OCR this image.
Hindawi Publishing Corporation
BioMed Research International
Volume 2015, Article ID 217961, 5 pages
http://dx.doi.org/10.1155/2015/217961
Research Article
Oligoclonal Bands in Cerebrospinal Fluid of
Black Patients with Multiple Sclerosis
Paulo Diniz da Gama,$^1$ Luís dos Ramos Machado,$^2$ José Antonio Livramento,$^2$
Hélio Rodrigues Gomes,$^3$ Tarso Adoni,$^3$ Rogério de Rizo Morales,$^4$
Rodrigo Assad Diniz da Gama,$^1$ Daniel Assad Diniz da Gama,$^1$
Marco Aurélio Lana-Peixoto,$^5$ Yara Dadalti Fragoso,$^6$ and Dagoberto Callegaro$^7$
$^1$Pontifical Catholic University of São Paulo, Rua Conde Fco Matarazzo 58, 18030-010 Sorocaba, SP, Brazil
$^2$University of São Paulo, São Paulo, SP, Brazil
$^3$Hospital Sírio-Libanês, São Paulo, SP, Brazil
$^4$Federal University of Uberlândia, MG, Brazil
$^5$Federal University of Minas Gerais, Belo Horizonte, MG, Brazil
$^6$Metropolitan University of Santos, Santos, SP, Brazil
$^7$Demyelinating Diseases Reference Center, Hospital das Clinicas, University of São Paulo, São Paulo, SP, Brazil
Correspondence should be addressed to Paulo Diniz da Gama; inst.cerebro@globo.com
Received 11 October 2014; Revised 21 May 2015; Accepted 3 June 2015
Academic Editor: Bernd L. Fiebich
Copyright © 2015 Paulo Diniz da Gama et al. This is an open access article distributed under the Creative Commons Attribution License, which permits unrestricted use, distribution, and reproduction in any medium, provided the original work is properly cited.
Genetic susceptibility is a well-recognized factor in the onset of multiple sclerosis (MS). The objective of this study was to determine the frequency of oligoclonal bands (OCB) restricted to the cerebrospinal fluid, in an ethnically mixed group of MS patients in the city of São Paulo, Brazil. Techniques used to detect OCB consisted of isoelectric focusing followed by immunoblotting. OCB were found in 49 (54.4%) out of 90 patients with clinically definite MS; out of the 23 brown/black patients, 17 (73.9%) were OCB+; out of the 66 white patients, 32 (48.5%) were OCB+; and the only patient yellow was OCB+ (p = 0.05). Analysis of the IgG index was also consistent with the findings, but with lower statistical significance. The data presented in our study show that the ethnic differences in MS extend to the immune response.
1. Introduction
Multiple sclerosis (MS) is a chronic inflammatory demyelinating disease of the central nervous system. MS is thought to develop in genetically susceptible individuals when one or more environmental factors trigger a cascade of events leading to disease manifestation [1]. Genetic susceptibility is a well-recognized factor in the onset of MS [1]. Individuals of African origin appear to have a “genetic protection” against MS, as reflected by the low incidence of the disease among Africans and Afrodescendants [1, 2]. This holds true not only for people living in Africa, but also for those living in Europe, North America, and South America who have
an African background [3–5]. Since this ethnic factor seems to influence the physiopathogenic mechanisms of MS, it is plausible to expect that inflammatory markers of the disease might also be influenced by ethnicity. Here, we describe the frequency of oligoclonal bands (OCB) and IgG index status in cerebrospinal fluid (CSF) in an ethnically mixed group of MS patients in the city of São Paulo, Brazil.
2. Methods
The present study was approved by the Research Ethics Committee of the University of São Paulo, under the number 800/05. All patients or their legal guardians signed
□ □ □ □ □ □ □
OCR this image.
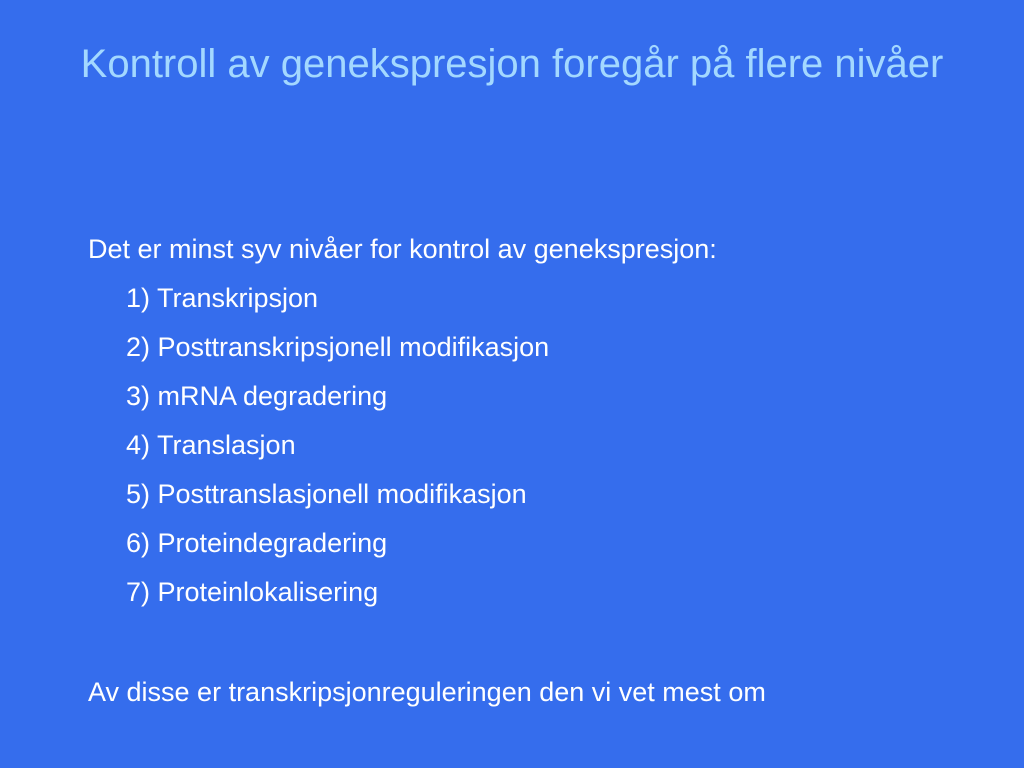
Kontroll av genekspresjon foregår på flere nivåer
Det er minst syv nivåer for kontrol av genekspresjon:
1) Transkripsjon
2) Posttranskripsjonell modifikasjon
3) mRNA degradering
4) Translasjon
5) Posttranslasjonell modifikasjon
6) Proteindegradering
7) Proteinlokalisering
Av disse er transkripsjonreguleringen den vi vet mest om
□ □ □ □ □ □ □
The string "under" marks the lines to copy; report each of them from the data above.

Copyright © 2015 Paulo Diniz da Gama et al. This is an open access article distributed under the Creative Commons Attribution License, which permits unrestricted use, distribution, and reproduction in any medium, provided the original work is properly cited.
The present study was approved by the Research Ethics Committee of the University of São Paulo, under the number 800/05. All patients or their legal guardians signed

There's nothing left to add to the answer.